> Objective
Copy, in full, each line of the material that holds the word "this".

> Excerpted records
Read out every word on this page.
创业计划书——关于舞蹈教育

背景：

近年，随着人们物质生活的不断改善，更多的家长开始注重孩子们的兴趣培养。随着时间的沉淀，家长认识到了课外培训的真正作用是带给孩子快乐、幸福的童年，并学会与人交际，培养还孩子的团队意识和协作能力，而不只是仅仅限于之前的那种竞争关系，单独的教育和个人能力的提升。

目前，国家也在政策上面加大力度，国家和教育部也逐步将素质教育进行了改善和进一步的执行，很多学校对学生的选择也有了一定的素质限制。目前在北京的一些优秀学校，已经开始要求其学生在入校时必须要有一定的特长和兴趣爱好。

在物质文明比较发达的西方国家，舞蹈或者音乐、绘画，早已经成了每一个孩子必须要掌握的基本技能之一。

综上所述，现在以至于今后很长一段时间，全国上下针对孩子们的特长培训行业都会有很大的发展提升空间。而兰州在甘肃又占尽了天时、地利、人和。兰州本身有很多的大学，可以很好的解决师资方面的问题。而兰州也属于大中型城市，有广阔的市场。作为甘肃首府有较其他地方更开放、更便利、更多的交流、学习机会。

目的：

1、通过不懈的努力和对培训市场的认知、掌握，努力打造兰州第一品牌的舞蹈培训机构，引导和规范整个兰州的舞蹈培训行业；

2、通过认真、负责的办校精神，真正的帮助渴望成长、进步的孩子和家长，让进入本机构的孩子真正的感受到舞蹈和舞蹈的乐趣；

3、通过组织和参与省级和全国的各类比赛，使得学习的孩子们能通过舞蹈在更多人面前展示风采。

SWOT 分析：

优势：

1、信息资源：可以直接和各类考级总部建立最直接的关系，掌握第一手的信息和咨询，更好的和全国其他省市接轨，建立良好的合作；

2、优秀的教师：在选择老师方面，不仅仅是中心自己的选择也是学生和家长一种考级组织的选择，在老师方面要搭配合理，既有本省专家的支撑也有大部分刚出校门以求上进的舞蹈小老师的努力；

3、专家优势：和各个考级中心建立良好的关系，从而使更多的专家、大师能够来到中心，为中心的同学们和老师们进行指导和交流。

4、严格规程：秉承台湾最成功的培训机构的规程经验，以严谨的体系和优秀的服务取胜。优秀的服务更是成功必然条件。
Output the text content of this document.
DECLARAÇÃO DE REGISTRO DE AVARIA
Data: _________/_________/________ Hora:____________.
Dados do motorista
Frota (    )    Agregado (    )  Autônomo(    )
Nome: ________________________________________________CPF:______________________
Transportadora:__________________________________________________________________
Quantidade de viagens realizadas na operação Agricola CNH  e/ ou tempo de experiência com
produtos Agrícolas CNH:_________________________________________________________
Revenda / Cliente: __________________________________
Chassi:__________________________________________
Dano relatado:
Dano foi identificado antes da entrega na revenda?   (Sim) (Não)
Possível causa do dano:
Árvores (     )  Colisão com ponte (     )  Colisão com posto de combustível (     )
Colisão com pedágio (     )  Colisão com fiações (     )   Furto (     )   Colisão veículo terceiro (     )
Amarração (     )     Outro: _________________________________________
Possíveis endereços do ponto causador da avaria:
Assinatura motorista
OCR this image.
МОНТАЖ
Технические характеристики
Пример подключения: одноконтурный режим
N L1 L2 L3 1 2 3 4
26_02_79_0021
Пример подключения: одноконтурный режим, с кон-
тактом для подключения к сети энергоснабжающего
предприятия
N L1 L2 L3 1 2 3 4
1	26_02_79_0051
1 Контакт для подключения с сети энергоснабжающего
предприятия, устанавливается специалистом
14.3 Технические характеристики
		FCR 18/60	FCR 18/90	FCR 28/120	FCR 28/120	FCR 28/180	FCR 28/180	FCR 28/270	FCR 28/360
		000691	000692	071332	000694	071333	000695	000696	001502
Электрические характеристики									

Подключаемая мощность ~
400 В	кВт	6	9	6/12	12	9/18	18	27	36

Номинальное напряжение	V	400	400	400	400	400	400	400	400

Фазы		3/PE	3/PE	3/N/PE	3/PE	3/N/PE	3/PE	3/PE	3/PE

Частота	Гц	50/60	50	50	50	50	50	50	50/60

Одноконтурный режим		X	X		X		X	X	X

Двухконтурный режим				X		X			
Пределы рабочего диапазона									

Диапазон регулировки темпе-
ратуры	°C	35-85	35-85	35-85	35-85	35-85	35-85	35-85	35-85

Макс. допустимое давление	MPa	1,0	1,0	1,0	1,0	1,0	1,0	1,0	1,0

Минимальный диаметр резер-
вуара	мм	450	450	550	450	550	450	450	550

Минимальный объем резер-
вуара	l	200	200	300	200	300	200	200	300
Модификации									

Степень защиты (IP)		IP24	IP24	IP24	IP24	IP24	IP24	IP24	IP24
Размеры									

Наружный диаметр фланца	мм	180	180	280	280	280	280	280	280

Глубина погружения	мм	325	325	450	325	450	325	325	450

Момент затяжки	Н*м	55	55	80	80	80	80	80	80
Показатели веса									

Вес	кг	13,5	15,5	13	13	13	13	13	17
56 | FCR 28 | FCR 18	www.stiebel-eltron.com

> Answer to the task
Read out every word on this page.
Output the text content of this document.
OCR this image.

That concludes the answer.